_Data listing_.
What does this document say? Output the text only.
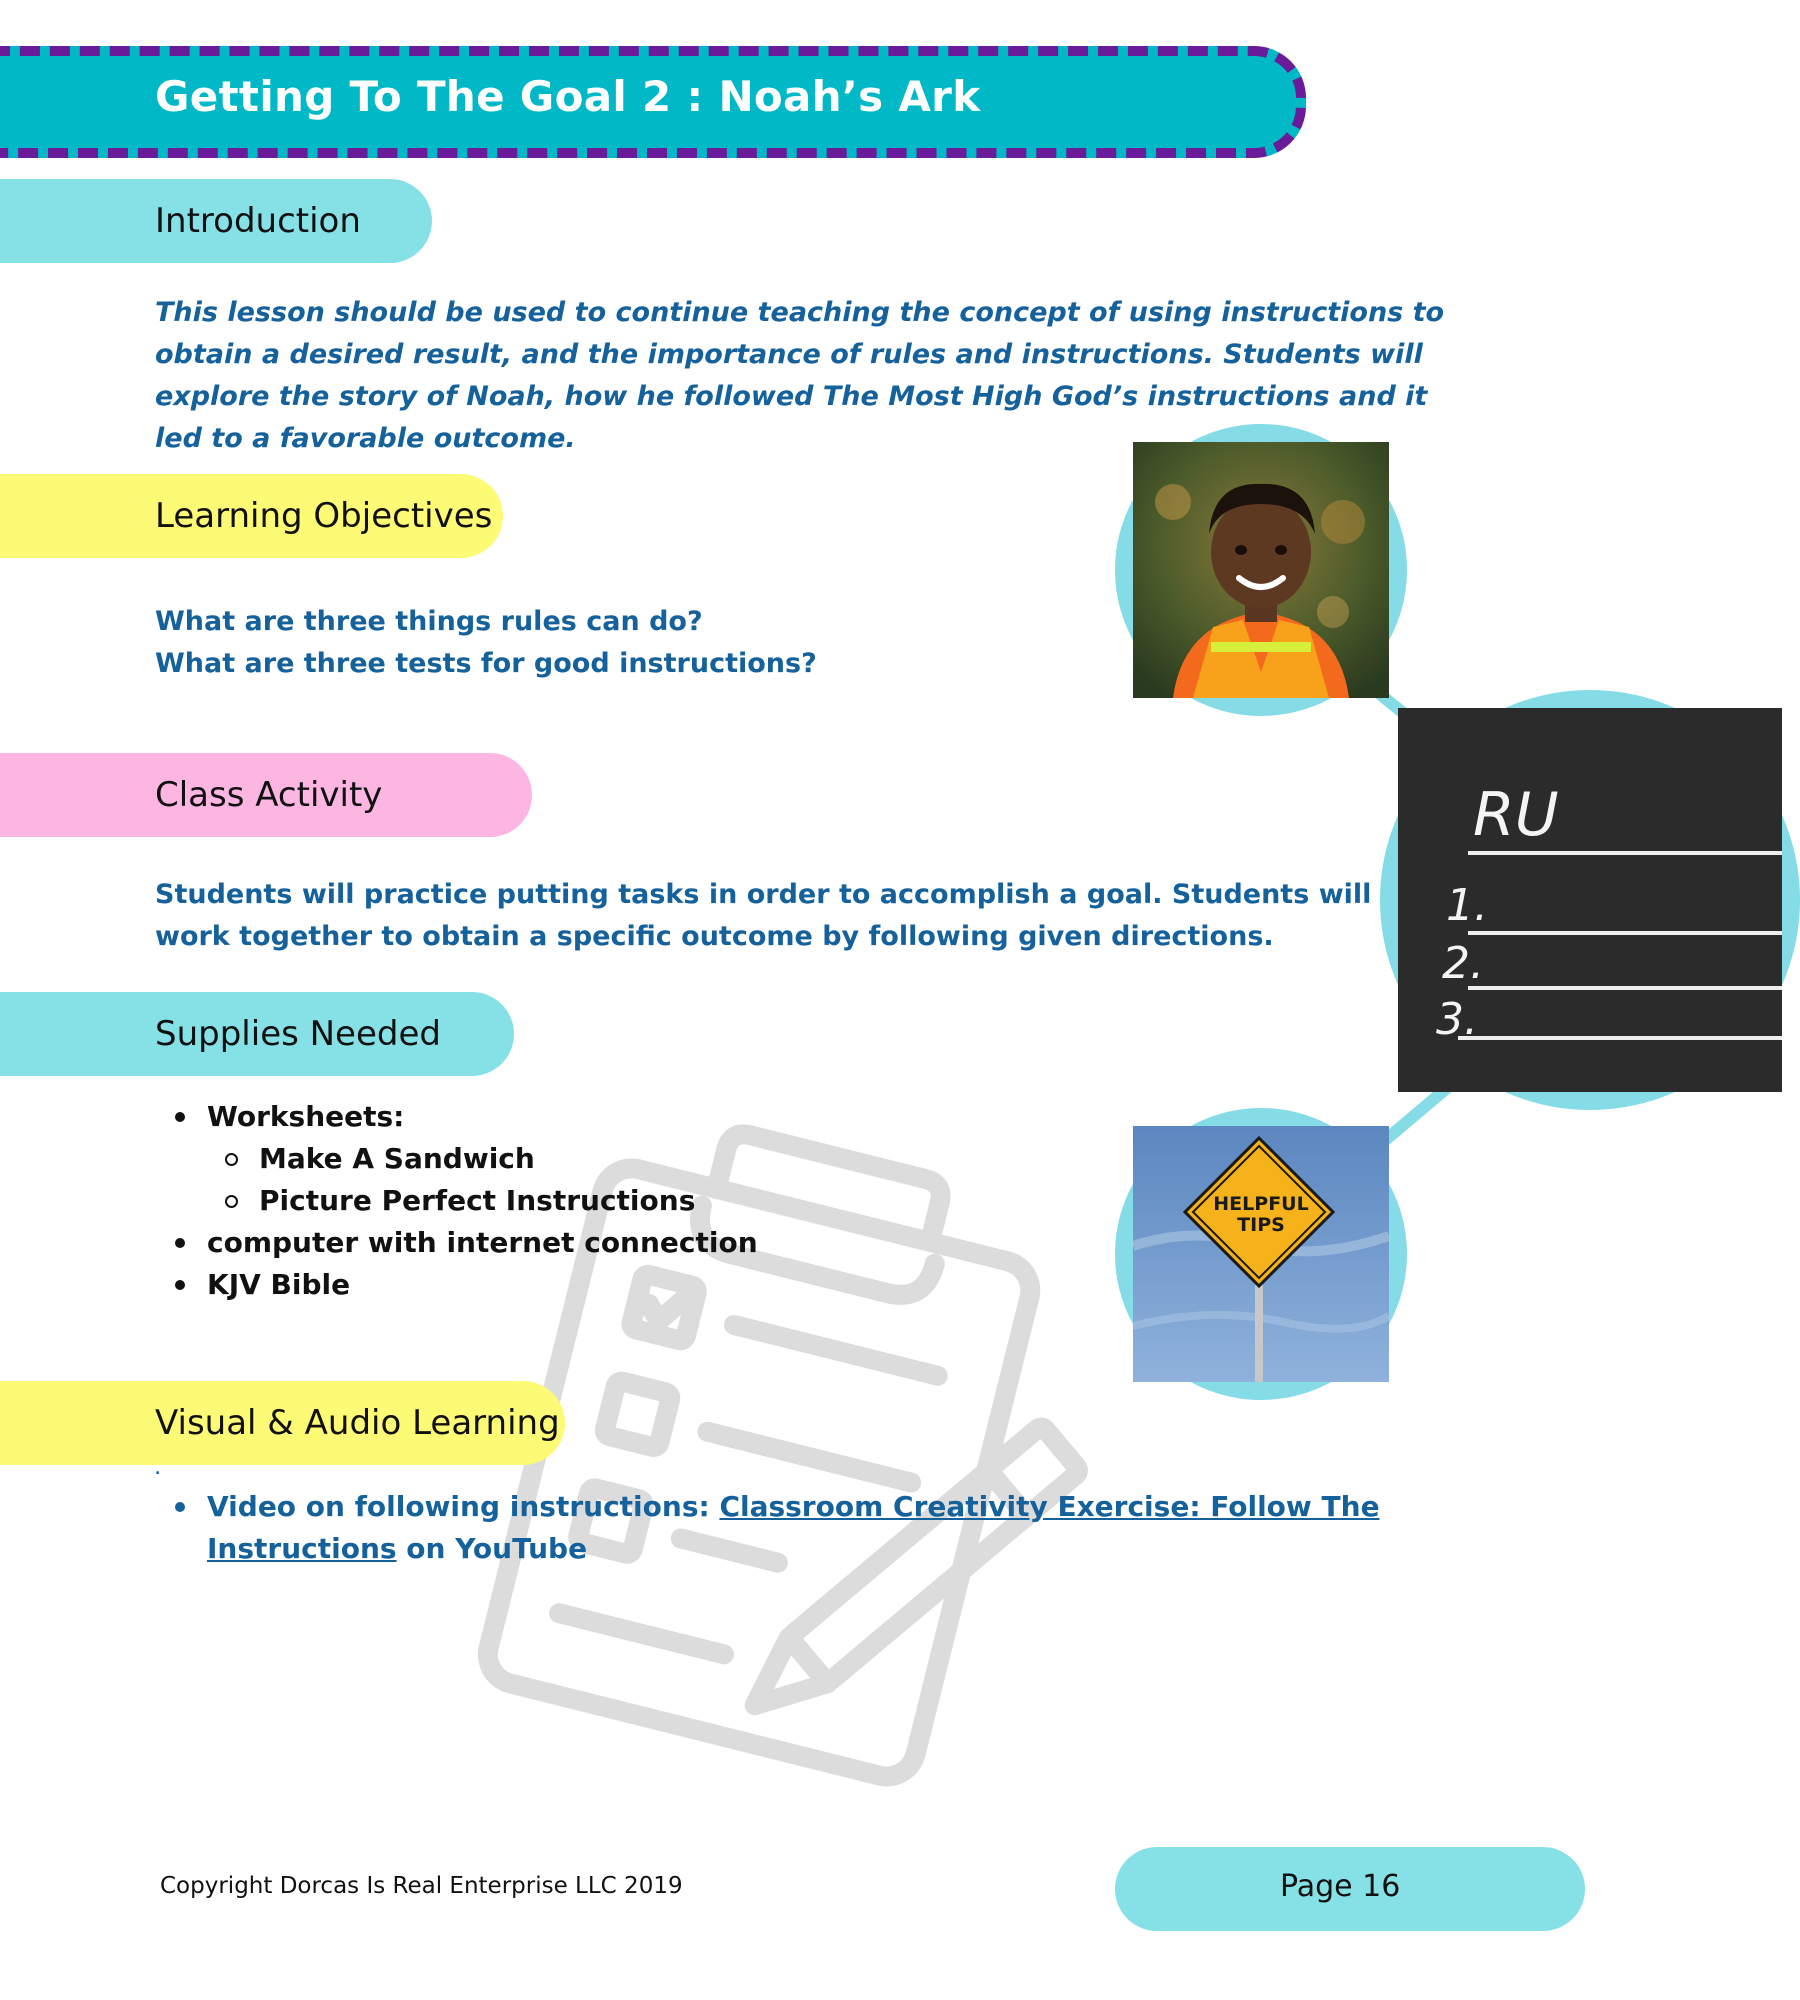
Getting To The Goal 2 : Noah’s Ark
Introduction
This lesson should be used to continue teaching the concept of using instructions to
obtain a desired result, and the importance of rules and instructions. Students will
explore the story of Noah, how he followed The Most High God’s instructions and it
led to a favorable outcome.
Learning Objectives
What are three things rules can do?
What are three tests for good instructions?
Class Activity
Students will practice putting tasks in order to accomplish a goal. Students will
work together to obtain a specific outcome by following given directions.
Supplies Needed
Worksheets:
Make A Sandwich
Picture Perfect Instructions
computer with internet connection
KJV Bible
Visual & Audio Learning
.
Video on following instructions: Classroom Creativity Exercise: Follow The
Instructions on YouTube
RU
1.
2.
3.
HELPFUL
TIPS
Copyright Dorcas Is Real Enterprise LLC 2019	Page 16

_EXERCISE DESCRIPTION_.
Transcribe the records verbatim and omit the images.

_TASK RESULT_.
What does this document say? Output the text only.
Getting To The Goal 2 : Noah’s Ark
Introduction
This lesson should be used to continue teaching the concept of using instructions to
obtain a desired result, and the importance of rules and instructions. Students will
explore the story of Noah, how he followed The Most High God’s instructions and it
led to a favorable outcome.
Learning Objectives
What are three things rules can do?
What are three tests for good instructions?
Class Activity
Students will practice putting tasks in order to accomplish a goal. Students will
work together to obtain a specific outcome by following given directions.
Supplies Needed
Worksheets:
Make A Sandwich
Picture Perfect Instructions
computer with internet connection
KJV Bible
Visual & Audio Learning
.
Video on following instructions: Classroom Creativity Exercise: Follow The
Instructions on YouTube
RU
1.
2.
3.
HELPFUL
TIPS
Copyright Dorcas Is Real Enterprise LLC 2019	Page 16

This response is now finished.